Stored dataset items
* BEGIN *

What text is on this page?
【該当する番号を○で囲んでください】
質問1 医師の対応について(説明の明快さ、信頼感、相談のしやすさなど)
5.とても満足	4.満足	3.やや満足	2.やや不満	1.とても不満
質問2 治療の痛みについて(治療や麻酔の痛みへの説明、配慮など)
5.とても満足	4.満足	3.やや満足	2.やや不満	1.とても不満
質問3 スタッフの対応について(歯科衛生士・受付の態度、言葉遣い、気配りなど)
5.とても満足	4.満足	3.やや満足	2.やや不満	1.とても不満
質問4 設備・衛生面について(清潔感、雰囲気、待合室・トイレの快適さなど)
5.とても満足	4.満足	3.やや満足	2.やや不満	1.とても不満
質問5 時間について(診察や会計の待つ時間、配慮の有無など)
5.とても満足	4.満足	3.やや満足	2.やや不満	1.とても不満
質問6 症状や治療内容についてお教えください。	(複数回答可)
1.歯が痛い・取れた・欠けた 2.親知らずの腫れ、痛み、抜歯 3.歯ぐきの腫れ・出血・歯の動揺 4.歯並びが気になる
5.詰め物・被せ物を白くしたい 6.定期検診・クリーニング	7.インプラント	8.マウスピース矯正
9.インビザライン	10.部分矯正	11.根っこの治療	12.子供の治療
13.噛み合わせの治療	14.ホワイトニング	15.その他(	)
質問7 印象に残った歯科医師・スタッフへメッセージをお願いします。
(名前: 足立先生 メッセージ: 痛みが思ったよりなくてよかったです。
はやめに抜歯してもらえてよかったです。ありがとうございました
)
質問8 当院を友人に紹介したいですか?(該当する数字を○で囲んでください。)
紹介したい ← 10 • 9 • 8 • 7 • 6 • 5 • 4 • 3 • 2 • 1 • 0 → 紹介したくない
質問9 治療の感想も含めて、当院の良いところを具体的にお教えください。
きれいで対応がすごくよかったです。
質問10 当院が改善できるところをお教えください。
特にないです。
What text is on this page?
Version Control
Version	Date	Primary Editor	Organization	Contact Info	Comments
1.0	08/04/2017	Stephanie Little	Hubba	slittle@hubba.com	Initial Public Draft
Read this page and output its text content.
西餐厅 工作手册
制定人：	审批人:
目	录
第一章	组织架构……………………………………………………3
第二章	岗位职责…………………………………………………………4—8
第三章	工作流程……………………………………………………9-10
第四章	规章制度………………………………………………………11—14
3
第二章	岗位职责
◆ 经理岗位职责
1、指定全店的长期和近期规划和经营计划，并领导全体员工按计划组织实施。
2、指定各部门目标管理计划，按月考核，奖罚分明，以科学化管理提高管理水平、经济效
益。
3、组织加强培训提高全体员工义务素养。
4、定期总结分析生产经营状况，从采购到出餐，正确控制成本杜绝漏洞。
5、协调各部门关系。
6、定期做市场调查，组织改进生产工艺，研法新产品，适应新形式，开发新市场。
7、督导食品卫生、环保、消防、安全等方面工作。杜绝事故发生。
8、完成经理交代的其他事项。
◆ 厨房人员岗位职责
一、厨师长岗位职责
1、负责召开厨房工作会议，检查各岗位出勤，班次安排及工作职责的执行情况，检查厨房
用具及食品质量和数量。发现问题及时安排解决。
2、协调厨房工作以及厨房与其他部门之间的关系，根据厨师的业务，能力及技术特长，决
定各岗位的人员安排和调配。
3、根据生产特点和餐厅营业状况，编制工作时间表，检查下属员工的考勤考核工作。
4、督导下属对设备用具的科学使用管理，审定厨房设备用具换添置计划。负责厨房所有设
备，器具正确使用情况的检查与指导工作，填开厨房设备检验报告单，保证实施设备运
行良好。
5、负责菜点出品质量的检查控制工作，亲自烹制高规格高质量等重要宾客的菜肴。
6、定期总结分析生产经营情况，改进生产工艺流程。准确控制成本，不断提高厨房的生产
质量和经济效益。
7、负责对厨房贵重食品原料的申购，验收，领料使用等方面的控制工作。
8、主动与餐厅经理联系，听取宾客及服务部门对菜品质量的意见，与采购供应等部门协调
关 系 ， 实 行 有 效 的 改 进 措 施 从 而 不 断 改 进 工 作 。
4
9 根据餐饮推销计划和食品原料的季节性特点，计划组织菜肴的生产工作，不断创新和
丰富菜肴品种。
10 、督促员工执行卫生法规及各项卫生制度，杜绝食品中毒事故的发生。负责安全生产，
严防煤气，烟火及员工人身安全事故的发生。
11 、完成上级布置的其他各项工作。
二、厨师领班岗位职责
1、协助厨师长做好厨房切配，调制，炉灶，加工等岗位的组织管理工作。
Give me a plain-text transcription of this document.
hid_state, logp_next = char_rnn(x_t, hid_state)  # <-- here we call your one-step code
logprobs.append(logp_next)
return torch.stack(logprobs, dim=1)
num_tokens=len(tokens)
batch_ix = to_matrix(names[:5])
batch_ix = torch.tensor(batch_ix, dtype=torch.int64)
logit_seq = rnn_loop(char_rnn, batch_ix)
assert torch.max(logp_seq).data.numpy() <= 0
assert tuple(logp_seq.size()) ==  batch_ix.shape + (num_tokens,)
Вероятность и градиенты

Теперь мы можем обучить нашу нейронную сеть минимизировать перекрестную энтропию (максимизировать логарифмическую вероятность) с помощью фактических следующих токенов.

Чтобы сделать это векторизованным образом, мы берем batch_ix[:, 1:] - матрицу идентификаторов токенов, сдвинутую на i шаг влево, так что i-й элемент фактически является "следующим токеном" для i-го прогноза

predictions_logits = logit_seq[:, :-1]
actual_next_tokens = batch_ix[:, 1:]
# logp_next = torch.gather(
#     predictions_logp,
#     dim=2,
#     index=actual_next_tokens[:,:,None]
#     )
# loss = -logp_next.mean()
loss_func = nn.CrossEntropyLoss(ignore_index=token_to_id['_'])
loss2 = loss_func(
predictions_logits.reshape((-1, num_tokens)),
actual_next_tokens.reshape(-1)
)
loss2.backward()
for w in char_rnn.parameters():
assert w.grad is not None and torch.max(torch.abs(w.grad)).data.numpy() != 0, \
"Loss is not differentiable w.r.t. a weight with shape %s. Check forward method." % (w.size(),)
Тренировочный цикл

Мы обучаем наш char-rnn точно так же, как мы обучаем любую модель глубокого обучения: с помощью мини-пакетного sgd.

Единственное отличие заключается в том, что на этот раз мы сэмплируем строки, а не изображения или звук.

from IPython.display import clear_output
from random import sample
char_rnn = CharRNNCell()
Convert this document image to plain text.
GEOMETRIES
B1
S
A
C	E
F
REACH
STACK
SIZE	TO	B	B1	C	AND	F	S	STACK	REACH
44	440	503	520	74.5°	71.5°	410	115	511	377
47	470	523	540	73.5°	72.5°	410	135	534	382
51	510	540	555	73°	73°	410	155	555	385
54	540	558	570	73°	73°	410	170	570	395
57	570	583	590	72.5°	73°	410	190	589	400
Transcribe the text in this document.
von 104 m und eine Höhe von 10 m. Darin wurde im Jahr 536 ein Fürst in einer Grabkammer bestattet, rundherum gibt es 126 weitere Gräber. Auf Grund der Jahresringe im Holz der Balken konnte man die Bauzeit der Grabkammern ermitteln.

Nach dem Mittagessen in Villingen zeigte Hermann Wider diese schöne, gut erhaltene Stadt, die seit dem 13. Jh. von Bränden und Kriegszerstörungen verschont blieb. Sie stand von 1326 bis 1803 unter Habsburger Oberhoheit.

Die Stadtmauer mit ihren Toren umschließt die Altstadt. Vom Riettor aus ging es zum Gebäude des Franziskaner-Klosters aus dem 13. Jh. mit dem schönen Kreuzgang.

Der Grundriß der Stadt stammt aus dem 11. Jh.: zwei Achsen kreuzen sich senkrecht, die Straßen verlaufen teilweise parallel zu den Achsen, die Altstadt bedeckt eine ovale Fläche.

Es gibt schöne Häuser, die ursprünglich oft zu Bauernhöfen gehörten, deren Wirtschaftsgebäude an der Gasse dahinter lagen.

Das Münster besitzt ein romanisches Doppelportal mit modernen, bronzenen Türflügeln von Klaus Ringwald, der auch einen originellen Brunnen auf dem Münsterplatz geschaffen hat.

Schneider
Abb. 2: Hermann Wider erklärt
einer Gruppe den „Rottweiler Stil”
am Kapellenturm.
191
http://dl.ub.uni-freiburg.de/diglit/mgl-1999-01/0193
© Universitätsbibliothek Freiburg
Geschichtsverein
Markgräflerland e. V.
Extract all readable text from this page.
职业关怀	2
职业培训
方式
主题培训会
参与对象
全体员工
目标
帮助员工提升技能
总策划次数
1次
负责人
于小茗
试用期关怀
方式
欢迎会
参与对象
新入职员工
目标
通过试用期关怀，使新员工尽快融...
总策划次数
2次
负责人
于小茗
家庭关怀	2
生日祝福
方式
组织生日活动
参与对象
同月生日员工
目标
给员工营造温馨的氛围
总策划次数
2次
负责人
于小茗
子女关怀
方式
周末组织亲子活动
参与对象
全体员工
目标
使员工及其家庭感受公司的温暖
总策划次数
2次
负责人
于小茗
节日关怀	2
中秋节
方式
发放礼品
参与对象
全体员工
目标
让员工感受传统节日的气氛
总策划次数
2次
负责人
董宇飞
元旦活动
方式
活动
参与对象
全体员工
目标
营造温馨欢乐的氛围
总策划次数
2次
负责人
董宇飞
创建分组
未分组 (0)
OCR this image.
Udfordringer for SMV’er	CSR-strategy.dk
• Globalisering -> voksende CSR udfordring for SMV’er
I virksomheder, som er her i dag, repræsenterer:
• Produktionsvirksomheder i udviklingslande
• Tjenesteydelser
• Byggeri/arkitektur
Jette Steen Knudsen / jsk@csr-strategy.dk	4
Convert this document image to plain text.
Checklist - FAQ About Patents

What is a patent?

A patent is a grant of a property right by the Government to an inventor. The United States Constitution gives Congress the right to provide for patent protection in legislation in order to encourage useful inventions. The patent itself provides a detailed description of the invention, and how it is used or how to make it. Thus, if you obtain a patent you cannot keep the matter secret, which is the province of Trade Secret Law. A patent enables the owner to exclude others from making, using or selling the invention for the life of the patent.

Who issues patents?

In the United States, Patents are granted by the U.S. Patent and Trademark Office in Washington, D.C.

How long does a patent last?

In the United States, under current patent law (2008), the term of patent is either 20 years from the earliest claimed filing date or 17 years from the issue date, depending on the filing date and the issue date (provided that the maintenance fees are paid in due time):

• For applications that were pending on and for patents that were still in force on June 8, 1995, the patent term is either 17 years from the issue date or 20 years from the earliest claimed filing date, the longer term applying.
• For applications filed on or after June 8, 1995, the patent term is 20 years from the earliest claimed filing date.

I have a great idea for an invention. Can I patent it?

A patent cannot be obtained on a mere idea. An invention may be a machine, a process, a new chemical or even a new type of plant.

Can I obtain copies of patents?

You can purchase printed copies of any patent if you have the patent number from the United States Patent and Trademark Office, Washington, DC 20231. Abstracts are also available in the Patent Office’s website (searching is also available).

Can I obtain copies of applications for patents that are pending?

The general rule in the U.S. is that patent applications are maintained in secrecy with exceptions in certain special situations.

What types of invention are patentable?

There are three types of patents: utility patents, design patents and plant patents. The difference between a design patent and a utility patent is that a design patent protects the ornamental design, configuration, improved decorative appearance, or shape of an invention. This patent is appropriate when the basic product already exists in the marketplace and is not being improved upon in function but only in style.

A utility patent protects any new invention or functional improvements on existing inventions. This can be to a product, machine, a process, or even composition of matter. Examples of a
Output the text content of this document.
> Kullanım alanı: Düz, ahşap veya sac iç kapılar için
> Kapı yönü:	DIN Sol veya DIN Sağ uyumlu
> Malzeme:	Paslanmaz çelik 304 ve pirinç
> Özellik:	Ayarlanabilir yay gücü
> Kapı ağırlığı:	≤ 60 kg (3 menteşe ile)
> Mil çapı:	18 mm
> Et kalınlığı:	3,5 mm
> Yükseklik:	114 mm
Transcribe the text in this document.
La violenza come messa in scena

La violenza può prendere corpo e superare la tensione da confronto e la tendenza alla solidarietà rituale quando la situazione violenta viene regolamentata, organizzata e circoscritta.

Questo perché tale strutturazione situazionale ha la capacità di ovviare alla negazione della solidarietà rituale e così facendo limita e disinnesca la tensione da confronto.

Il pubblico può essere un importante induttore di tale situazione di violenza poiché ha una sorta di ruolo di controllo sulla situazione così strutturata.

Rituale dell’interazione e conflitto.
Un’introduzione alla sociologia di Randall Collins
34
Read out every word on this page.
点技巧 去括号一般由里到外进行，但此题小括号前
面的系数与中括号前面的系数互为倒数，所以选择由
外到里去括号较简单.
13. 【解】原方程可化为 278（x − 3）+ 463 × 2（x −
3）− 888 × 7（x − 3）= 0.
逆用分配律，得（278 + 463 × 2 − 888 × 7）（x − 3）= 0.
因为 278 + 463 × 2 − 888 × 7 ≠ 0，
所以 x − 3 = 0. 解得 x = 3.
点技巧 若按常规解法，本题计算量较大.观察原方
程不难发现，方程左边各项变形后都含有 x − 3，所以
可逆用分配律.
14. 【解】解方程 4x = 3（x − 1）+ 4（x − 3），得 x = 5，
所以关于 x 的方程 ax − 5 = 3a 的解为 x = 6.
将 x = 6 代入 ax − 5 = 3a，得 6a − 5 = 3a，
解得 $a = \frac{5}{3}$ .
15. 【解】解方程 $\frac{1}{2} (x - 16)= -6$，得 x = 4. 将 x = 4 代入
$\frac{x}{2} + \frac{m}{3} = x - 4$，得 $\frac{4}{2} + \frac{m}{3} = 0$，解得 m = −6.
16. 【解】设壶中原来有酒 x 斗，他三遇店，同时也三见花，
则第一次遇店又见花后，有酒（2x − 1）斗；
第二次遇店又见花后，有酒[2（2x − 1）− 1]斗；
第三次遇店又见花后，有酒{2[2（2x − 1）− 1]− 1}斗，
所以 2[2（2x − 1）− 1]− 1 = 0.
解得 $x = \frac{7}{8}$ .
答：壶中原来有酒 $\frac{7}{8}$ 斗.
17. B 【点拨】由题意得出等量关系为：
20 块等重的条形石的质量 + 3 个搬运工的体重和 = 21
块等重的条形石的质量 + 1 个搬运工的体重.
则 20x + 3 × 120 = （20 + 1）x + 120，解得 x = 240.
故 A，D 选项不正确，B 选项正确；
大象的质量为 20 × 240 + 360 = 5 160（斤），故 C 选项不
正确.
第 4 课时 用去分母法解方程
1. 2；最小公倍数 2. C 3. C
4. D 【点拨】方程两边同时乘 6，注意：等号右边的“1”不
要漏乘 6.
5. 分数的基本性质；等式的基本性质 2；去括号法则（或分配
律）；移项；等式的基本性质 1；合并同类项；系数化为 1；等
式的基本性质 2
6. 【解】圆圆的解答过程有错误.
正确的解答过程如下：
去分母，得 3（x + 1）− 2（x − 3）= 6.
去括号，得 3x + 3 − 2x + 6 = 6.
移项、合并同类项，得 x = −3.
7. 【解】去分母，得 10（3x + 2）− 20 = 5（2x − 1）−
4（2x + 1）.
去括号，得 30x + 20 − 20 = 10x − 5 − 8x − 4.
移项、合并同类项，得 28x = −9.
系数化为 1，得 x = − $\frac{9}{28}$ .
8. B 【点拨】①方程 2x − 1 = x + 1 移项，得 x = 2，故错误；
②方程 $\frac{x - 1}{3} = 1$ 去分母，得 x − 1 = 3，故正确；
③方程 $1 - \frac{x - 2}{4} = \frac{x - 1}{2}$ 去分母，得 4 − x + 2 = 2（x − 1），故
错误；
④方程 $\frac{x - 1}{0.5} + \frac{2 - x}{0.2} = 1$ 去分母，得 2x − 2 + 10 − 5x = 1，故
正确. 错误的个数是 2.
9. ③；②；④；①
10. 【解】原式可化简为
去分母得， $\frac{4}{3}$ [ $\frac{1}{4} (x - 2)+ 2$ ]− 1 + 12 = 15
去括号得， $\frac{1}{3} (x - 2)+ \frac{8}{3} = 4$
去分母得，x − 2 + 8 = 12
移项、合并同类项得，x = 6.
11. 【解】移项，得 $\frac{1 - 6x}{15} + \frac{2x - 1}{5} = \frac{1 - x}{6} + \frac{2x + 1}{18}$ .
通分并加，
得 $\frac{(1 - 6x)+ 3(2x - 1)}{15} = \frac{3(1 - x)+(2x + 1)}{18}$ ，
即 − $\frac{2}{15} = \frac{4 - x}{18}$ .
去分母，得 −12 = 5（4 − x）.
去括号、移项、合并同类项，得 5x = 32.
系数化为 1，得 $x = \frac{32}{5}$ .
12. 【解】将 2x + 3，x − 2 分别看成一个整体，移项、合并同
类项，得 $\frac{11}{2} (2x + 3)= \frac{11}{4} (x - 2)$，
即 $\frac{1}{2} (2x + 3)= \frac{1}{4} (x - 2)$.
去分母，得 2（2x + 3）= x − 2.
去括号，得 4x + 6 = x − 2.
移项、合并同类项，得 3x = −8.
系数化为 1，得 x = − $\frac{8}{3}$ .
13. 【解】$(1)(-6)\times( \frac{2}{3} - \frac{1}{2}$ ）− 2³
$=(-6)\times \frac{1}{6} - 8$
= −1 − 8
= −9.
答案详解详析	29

* END *

Return every line holding the word "plant" from the records.

The result
A patent cannot be obtained on a mere idea. An invention may be a machine, a process, a new chemical or even a new type of plant.
There are three types of patents: utility patents, design patents and plant patents. The difference between a design patent and a utility patent is that a design patent protects the ornamental design, configuration, improved decorative appearance, or shape of an invention. This patent is appropriate when the basic product already exists in the marketplace and is not being improved upon in function but only in style.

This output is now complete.